--- SOURCE TEXT ---
It’s been a while since my world fell apart. In December last year my fiancee cheated and abandoned me the day before our wedding.
When the wound was fresh I felt like that was my last chance at having the life I wanted, at having a wife and start a family. Felt like that was the end of the line. Thanks to my friends I managed to keep going. Some things have healed, some others haven’t. I have felt ok for the most part for the past 3 months, just focusing on work, getting back to my hobbies and plan some things for this year.
For the past couple of weeks my brain has kept bringing back memories and thoughts of the past, specially negative thoughts about me and about why I was cheated upon and abandoned (even though there was never any explanation for it).

--- PROBLEM REQUIREMENTS ---
Please explain, in one to three sentences, why the writer of the post about being abandoned before a wedding felt, when the wound was fresh, that it was the end of the line. Use only the text to answer.

--- Records from a data source ---
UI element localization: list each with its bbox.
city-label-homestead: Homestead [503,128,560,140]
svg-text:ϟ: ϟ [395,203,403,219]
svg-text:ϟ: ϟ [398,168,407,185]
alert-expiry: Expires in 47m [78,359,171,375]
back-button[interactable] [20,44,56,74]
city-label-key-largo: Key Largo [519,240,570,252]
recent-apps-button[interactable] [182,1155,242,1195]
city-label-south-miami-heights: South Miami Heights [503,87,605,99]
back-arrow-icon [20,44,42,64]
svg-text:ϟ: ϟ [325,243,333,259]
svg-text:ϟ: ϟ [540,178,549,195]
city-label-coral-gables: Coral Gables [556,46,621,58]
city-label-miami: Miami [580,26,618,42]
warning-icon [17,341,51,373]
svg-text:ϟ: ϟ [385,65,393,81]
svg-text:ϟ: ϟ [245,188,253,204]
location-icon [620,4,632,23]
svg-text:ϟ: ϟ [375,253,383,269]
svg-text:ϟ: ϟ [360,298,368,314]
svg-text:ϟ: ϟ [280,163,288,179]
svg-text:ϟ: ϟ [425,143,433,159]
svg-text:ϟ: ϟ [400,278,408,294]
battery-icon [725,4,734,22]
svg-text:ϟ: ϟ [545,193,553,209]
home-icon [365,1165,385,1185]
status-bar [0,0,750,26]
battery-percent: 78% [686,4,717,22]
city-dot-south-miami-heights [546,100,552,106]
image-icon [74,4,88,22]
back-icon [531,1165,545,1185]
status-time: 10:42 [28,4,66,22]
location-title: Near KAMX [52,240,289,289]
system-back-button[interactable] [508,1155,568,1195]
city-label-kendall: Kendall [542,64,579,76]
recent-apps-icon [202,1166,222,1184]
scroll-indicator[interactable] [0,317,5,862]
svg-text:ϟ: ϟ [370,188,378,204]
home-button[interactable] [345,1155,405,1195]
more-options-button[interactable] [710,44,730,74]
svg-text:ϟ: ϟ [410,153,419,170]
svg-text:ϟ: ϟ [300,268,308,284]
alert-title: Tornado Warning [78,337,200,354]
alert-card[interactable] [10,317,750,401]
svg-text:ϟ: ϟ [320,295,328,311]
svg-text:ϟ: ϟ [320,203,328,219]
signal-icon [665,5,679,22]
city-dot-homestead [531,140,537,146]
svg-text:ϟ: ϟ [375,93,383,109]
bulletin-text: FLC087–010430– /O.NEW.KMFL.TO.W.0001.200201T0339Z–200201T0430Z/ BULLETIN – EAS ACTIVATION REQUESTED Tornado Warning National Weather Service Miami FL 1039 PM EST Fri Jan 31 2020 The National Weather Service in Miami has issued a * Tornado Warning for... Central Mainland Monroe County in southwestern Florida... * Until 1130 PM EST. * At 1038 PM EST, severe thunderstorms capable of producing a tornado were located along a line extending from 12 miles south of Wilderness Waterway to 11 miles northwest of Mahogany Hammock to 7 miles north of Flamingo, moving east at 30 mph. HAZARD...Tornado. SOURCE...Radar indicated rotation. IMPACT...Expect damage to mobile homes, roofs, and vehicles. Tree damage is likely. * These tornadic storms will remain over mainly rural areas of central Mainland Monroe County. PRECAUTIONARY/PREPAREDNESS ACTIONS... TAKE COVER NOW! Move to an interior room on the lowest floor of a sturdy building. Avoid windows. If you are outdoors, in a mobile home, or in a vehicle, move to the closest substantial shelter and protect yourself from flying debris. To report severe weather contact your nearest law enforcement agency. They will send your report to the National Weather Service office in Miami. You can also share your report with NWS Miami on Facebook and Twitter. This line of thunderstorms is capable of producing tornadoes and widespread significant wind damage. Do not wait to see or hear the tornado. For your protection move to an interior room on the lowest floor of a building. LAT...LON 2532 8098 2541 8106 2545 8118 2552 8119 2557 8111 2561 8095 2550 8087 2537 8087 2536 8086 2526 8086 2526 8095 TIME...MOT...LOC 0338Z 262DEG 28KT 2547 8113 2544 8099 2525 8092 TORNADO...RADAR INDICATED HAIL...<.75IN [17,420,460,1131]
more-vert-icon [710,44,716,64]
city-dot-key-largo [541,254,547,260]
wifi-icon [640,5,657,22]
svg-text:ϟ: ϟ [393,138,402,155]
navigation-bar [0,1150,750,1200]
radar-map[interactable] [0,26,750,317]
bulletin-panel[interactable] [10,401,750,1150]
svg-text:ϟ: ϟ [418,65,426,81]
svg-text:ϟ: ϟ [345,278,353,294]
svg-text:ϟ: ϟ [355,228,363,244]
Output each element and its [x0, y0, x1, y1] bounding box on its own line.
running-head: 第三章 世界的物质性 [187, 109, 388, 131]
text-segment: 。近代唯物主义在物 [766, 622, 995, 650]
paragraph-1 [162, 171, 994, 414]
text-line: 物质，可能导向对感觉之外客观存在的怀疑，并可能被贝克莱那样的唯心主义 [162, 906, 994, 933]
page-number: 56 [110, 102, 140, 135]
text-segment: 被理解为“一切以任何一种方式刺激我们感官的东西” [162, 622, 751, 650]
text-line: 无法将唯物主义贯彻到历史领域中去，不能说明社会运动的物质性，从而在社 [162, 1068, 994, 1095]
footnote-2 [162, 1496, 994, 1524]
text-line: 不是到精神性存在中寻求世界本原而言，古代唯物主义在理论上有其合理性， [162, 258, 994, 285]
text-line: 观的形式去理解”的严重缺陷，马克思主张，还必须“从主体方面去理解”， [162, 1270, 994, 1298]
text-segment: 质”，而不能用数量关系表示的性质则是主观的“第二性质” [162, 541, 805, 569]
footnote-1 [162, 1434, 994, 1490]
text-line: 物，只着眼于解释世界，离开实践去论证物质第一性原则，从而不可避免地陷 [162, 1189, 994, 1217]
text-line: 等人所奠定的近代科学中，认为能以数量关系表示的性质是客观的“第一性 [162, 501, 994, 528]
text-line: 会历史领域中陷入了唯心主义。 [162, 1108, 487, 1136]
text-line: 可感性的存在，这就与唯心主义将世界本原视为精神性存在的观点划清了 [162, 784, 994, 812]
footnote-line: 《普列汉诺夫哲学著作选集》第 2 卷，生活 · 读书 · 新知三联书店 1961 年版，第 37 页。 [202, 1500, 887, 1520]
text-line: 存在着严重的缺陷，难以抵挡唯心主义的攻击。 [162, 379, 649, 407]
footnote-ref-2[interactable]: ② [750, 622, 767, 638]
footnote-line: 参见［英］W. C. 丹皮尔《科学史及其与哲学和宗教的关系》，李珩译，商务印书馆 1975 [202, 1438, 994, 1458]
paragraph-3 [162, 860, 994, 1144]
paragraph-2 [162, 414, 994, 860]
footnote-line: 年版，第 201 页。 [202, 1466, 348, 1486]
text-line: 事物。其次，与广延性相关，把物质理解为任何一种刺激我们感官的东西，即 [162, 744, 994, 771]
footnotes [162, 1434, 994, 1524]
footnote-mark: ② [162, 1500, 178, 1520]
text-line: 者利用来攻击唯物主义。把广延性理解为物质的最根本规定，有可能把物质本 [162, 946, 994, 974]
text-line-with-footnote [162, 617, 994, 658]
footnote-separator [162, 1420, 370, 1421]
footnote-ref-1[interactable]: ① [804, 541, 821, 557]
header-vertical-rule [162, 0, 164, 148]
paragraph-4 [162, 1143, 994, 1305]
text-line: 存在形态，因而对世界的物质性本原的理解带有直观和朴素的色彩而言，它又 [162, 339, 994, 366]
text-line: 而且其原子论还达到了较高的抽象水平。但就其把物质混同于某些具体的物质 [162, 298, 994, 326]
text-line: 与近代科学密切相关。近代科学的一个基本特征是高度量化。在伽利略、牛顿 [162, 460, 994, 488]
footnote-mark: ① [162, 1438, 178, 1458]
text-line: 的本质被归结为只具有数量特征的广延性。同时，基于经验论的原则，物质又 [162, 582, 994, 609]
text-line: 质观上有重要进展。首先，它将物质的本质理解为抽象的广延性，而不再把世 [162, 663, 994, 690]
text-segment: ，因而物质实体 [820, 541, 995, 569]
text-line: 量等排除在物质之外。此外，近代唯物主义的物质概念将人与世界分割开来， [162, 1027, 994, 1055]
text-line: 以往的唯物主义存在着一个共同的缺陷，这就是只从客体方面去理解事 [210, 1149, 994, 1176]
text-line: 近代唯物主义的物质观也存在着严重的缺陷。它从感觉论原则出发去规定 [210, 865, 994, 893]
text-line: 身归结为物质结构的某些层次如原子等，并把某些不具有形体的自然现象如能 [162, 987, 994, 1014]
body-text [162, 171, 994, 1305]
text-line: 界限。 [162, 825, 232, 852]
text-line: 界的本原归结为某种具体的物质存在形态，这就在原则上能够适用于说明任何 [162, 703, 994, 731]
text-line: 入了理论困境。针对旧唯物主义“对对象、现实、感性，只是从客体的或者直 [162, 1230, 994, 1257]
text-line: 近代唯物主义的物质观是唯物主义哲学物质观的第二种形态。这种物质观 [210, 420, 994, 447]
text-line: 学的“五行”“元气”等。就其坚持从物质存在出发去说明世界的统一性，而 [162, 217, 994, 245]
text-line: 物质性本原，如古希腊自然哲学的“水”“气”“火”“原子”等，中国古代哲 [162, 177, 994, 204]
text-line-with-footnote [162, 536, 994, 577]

--- SOLUTION BELOW ---
The writer felt it was the end of the line because it seemed like the last chance at having the life they wanted. That life meant having a wife and starting a family.